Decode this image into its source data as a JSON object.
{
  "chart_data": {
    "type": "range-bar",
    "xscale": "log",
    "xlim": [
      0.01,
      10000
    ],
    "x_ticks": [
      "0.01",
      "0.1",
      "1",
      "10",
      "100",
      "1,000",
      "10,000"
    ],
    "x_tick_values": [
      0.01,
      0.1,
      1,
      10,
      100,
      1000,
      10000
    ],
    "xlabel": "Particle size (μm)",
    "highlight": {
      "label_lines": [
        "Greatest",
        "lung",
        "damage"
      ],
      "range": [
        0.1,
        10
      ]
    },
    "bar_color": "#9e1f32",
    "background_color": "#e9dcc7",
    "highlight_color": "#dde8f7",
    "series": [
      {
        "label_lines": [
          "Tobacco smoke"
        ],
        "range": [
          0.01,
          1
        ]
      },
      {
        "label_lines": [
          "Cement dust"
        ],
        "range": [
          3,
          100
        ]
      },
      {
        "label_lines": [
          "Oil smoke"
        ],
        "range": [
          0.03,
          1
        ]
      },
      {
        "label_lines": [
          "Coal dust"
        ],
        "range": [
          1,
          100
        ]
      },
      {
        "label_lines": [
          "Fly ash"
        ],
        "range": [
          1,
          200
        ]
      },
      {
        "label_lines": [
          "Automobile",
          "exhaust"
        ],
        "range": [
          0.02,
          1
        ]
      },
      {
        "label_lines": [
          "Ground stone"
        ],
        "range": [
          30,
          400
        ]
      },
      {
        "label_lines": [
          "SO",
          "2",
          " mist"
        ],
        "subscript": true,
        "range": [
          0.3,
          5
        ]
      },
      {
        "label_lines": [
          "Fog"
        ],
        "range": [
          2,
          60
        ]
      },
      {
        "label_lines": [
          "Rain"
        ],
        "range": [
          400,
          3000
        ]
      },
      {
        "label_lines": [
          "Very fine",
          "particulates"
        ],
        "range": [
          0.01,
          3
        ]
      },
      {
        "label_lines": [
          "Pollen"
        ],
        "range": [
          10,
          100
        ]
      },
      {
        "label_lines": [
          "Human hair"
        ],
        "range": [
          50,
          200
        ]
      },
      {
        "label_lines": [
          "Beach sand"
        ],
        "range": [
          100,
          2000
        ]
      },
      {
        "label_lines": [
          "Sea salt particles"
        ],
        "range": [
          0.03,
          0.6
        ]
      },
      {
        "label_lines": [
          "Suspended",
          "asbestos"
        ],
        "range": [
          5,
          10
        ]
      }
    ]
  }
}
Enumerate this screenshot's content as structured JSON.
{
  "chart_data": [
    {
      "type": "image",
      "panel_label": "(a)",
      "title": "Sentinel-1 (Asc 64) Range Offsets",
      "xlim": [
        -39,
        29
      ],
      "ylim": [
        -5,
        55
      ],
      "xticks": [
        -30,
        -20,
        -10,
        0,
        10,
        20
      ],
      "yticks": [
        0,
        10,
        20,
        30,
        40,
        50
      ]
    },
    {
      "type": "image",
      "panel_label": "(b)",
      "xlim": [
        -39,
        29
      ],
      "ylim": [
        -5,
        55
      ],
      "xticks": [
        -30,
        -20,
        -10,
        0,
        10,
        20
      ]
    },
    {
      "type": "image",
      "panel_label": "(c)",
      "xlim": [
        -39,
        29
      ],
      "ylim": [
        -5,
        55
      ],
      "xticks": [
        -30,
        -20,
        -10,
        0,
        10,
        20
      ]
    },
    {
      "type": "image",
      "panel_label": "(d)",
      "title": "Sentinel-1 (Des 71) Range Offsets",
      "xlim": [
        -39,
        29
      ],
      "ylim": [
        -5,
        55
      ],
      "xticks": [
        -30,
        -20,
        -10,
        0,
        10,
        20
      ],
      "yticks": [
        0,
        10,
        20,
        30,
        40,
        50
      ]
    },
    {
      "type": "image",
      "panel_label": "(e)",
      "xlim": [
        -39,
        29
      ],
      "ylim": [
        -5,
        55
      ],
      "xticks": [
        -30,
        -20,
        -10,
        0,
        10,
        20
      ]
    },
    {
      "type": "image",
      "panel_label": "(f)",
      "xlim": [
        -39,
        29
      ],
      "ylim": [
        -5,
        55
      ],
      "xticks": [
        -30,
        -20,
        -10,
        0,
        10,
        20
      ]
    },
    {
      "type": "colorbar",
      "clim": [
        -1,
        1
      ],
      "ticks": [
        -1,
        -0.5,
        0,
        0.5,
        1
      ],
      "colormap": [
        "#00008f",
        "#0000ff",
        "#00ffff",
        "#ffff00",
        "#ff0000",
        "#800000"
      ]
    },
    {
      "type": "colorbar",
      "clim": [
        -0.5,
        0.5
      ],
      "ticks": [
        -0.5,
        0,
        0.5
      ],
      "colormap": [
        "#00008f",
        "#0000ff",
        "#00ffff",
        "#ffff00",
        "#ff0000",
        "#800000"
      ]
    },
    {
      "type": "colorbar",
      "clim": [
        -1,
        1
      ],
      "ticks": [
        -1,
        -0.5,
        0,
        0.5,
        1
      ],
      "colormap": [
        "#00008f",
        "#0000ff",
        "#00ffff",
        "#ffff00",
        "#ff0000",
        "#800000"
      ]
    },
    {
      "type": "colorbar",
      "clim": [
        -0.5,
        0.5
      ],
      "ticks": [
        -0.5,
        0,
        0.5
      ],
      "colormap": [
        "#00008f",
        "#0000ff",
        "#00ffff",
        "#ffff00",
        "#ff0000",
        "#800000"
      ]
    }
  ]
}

# TASK PROMPT:
Copy out the material word for word and line for line.

# TASK OUTPUT:
Decode this image into its source data as a JSON object.
{
  "chart_data": {
    "type": "range-bar",
    "xscale": "log",
    "xlim": [
      0.01,
      10000
    ],
    "x_ticks": [
      "0.01",
      "0.1",
      "1",
      "10",
      "100",
      "1,000",
      "10,000"
    ],
    "x_tick_values": [
      0.01,
      0.1,
      1,
      10,
      100,
      1000,
      10000
    ],
    "xlabel": "Particle size (μm)",
    "highlight": {
      "label_lines": [
        "Greatest",
        "lung",
        "damage"
      ],
      "range": [
        0.1,
        10
      ]
    },
    "bar_color": "#9e1f32",
    "background_color": "#e9dcc7",
    "highlight_color": "#dde8f7",
    "series": [
      {
        "label_lines": [
          "Tobacco smoke"
        ],
        "range": [
          0.01,
          1
        ]
      },
      {
        "label_lines": [
          "Cement dust"
        ],
        "range": [
          3,
          100
        ]
      },
      {
        "label_lines": [
          "Oil smoke"
        ],
        "range": [
          0.03,
          1
        ]
      },
      {
        "label_lines": [
          "Coal dust"
        ],
        "range": [
          1,
          100
        ]
      },
      {
        "label_lines": [
          "Fly ash"
        ],
        "range": [
          1,
          200
        ]
      },
      {
        "label_lines": [
          "Automobile",
          "exhaust"
        ],
        "range": [
          0.02,
          1
        ]
      },
      {
        "label_lines": [
          "Ground stone"
        ],
        "range": [
          30,
          400
        ]
      },
      {
        "label_lines": [
          "SO",
          "2",
          " mist"
        ],
        "subscript": true,
        "range": [
          0.3,
          5
        ]
      },
      {
        "label_lines": [
          "Fog"
        ],
        "range": [
          2,
          60
        ]
      },
      {
        "label_lines": [
          "Rain"
        ],
        "range": [
          400,
          3000
        ]
      },
      {
        "label_lines": [
          "Very fine",
          "particulates"
        ],
        "range": [
          0.01,
          3
        ]
      },
      {
        "label_lines": [
          "Pollen"
        ],
        "range": [
          10,
          100
        ]
      },
      {
        "label_lines": [
          "Human hair"
        ],
        "range": [
          50,
          200
        ]
      },
      {
        "label_lines": [
          "Beach sand"
        ],
        "range": [
          100,
          2000
        ]
      },
      {
        "label_lines": [
          "Sea salt particles"
        ],
        "range": [
          0.03,
          0.6
        ]
      },
      {
        "label_lines": [
          "Suspended",
          "asbestos"
        ],
        "range": [
          5,
          10
        ]
      }
    ]
  }
}
Enumerate this screenshot's content as structured JSON.
{
  "chart_data": [
    {
      "type": "image",
      "panel_label": "(a)",
      "title": "Sentinel-1 (Asc 64) Range Offsets",
      "xlim": [
        -39,
        29
      ],
      "ylim": [
        -5,
        55
      ],
      "xticks": [
        -30,
        -20,
        -10,
        0,
        10,
        20
      ],
      "yticks": [
        0,
        10,
        20,
        30,
        40,
        50
      ]
    },
    {
      "type": "image",
      "panel_label": "(b)",
      "xlim": [
        -39,
        29
      ],
      "ylim": [
        -5,
        55
      ],
      "xticks": [
        -30,
        -20,
        -10,
        0,
        10,
        20
      ]
    },
    {
      "type": "image",
      "panel_label": "(c)",
      "xlim": [
        -39,
        29
      ],
      "ylim": [
        -5,
        55
      ],
      "xticks": [
        -30,
        -20,
        -10,
        0,
        10,
        20
      ]
    },
    {
      "type": "image",
      "panel_label": "(d)",
      "title": "Sentinel-1 (Des 71) Range Offsets",
      "xlim": [
        -39,
        29
      ],
      "ylim": [
        -5,
        55
      ],
      "xticks": [
        -30,
        -20,
        -10,
        0,
        10,
        20
      ],
      "yticks": [
        0,
        10,
        20,
        30,
        40,
        50
      ]
    },
    {
      "type": "image",
      "panel_label": "(e)",
      "xlim": [
        -39,
        29
      ],
      "ylim": [
        -5,
        55
      ],
      "xticks": [
        -30,
        -20,
        -10,
        0,
        10,
        20
      ]
    },
    {
      "type": "image",
      "panel_label": "(f)",
      "xlim": [
        -39,
        29
      ],
      "ylim": [
        -5,
        55
      ],
      "xticks": [
        -30,
        -20,
        -10,
        0,
        10,
        20
      ]
    },
    {
      "type": "colorbar",
      "clim": [
        -1,
        1
      ],
      "ticks": [
        -1,
        -0.5,
        0,
        0.5,
        1
      ],
      "colormap": [
        "#00008f",
        "#0000ff",
        "#00ffff",
        "#ffff00",
        "#ff0000",
        "#800000"
      ]
    },
    {
      "type": "colorbar",
      "clim": [
        -0.5,
        0.5
      ],
      "ticks": [
        -0.5,
        0,
        0.5
      ],
      "colormap": [
        "#00008f",
        "#0000ff",
        "#00ffff",
        "#ffff00",
        "#ff0000",
        "#800000"
      ]
    },
    {
      "type": "colorbar",
      "clim": [
        -1,
        1
      ],
      "ticks": [
        -1,
        -0.5,
        0,
        0.5,
        1
      ],
      "colormap": [
        "#00008f",
        "#0000ff",
        "#00ffff",
        "#ffff00",
        "#ff0000",
        "#800000"
      ]
    },
    {
      "type": "colorbar",
      "clim": [
        -0.5,
        0.5
      ],
      "ticks": [
        -0.5,
        0,
        0.5
      ],
      "colormap": [
        "#00008f",
        "#0000ff",
        "#00ffff",
        "#ffff00",
        "#ff0000",
        "#800000"
      ]
    }
  ]
}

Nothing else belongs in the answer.